- _Instruction_
Write out all of the data exactly as it appears.

- _Material for the task_
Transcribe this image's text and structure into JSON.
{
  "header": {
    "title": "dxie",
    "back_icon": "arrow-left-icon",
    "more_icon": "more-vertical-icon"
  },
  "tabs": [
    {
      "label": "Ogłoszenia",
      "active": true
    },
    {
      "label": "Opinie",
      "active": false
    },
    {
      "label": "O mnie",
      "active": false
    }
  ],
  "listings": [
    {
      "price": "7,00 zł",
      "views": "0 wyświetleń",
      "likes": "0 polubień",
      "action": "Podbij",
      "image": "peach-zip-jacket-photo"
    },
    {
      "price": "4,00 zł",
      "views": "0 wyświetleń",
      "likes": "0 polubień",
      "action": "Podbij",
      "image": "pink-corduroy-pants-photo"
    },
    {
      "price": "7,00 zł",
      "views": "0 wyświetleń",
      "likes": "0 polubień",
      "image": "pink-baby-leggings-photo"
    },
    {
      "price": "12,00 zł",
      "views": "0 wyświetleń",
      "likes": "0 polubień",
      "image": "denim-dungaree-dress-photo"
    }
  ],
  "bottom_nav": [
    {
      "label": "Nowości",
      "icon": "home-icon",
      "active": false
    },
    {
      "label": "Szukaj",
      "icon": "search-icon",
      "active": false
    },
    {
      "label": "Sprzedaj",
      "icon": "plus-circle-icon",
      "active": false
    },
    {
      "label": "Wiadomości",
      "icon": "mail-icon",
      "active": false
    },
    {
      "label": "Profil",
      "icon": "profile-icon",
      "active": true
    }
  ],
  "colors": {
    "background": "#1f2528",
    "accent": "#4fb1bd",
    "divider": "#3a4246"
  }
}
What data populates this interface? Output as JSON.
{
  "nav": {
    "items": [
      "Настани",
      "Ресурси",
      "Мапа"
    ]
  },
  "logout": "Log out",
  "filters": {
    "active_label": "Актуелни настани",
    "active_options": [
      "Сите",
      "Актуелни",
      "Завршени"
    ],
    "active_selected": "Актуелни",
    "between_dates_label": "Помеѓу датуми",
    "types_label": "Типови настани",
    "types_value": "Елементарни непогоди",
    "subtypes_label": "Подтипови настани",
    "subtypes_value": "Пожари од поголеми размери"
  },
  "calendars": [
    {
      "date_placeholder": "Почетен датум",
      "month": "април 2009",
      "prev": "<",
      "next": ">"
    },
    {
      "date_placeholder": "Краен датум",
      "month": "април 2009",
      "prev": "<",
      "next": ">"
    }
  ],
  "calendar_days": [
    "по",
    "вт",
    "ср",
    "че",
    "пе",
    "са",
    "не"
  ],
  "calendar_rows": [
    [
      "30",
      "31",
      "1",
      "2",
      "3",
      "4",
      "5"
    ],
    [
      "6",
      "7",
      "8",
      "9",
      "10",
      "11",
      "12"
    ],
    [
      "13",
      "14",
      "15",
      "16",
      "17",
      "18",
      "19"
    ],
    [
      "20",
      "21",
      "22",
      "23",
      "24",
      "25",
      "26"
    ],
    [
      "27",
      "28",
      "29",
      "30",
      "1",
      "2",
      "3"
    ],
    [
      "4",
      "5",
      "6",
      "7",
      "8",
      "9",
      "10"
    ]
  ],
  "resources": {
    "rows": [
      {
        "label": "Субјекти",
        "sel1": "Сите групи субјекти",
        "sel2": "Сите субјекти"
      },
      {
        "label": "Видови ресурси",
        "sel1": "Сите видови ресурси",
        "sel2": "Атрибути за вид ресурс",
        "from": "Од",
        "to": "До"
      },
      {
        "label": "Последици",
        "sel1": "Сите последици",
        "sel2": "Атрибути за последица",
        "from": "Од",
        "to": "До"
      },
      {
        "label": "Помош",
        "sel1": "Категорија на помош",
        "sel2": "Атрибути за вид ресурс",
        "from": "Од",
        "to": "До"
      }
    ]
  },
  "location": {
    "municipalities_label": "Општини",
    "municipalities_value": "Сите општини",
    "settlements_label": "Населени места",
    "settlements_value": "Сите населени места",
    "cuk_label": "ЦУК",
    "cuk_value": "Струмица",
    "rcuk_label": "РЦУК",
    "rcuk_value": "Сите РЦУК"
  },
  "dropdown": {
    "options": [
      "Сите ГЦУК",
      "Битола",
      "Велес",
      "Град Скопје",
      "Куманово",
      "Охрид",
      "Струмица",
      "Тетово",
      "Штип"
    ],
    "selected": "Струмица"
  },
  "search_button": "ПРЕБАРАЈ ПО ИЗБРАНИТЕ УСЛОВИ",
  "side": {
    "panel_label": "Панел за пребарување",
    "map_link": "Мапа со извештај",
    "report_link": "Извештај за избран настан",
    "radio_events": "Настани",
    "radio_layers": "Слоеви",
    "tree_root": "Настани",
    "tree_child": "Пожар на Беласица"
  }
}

- _Answer to the exercise_
Transcribe this image's text and structure into JSON.
{
  "header": {
    "title": "dxie",
    "back_icon": "arrow-left-icon",
    "more_icon": "more-vertical-icon"
  },
  "tabs": [
    {
      "label": "Ogłoszenia",
      "active": true
    },
    {
      "label": "Opinie",
      "active": false
    },
    {
      "label": "O mnie",
      "active": false
    }
  ],
  "listings": [
    {
      "price": "7,00 zł",
      "views": "0 wyświetleń",
      "likes": "0 polubień",
      "action": "Podbij",
      "image": "peach-zip-jacket-photo"
    },
    {
      "price": "4,00 zł",
      "views": "0 wyświetleń",
      "likes": "0 polubień",
      "action": "Podbij",
      "image": "pink-corduroy-pants-photo"
    },
    {
      "price": "7,00 zł",
      "views": "0 wyświetleń",
      "likes": "0 polubień",
      "image": "pink-baby-leggings-photo"
    },
    {
      "price": "12,00 zł",
      "views": "0 wyświetleń",
      "likes": "0 polubień",
      "image": "denim-dungaree-dress-photo"
    }
  ],
  "bottom_nav": [
    {
      "label": "Nowości",
      "icon": "home-icon",
      "active": false
    },
    {
      "label": "Szukaj",
      "icon": "search-icon",
      "active": false
    },
    {
      "label": "Sprzedaj",
      "icon": "plus-circle-icon",
      "active": false
    },
    {
      "label": "Wiadomości",
      "icon": "mail-icon",
      "active": false
    },
    {
      "label": "Profil",
      "icon": "profile-icon",
      "active": true
    }
  ],
  "colors": {
    "background": "#1f2528",
    "accent": "#4fb1bd",
    "divider": "#3a4246"
  }
}
What data populates this interface? Output as JSON.
{
  "nav": {
    "items": [
      "Настани",
      "Ресурси",
      "Мапа"
    ]
  },
  "logout": "Log out",
  "filters": {
    "active_label": "Актуелни настани",
    "active_options": [
      "Сите",
      "Актуелни",
      "Завршени"
    ],
    "active_selected": "Актуелни",
    "between_dates_label": "Помеѓу датуми",
    "types_label": "Типови настани",
    "types_value": "Елементарни непогоди",
    "subtypes_label": "Подтипови настани",
    "subtypes_value": "Пожари од поголеми размери"
  },
  "calendars": [
    {
      "date_placeholder": "Почетен датум",
      "month": "април 2009",
      "prev": "<",
      "next": ">"
    },
    {
      "date_placeholder": "Краен датум",
      "month": "април 2009",
      "prev": "<",
      "next": ">"
    }
  ],
  "calendar_days": [
    "по",
    "вт",
    "ср",
    "че",
    "пе",
    "са",
    "не"
  ],
  "calendar_rows": [
    [
      "30",
      "31",
      "1",
      "2",
      "3",
      "4",
      "5"
    ],
    [
      "6",
      "7",
      "8",
      "9",
      "10",
      "11",
      "12"
    ],
    [
      "13",
      "14",
      "15",
      "16",
      "17",
      "18",
      "19"
    ],
    [
      "20",
      "21",
      "22",
      "23",
      "24",
      "25",
      "26"
    ],
    [
      "27",
      "28",
      "29",
      "30",
      "1",
      "2",
      "3"
    ],
    [
      "4",
      "5",
      "6",
      "7",
      "8",
      "9",
      "10"
    ]
  ],
  "resources": {
    "rows": [
      {
        "label": "Субјекти",
        "sel1": "Сите групи субјекти",
        "sel2": "Сите субјекти"
      },
      {
        "label": "Видови ресурси",
        "sel1": "Сите видови ресурси",
        "sel2": "Атрибути за вид ресурс",
        "from": "Од",
        "to": "До"
      },
      {
        "label": "Последици",
        "sel1": "Сите последици",
        "sel2": "Атрибути за последица",
        "from": "Од",
        "to": "До"
      },
      {
        "label": "Помош",
        "sel1": "Категорија на помош",
        "sel2": "Атрибути за вид ресурс",
        "from": "Од",
        "to": "До"
      }
    ]
  },
  "location": {
    "municipalities_label": "Општини",
    "municipalities_value": "Сите општини",
    "settlements_label": "Населени места",
    "settlements_value": "Сите населени места",
    "cuk_label": "ЦУК",
    "cuk_value": "Струмица",
    "rcuk_label": "РЦУК",
    "rcuk_value": "Сите РЦУК"
  },
  "dropdown": {
    "options": [
      "Сите ГЦУК",
      "Битола",
      "Велес",
      "Град Скопје",
      "Куманово",
      "Охрид",
      "Струмица",
      "Тетово",
      "Штип"
    ],
    "selected": "Струмица"
  },
  "search_button": "ПРЕБАРАЈ ПО ИЗБРАНИТЕ УСЛОВИ",
  "side": {
    "panel_label": "Панел за пребарување",
    "map_link": "Мапа со извештај",
    "report_link": "Извештај за избран настан",
    "radio_events": "Настани",
    "radio_layers": "Слоеви",
    "tree_root": "Настани",
    "tree_child": "Пожар на Беласица"
  }
}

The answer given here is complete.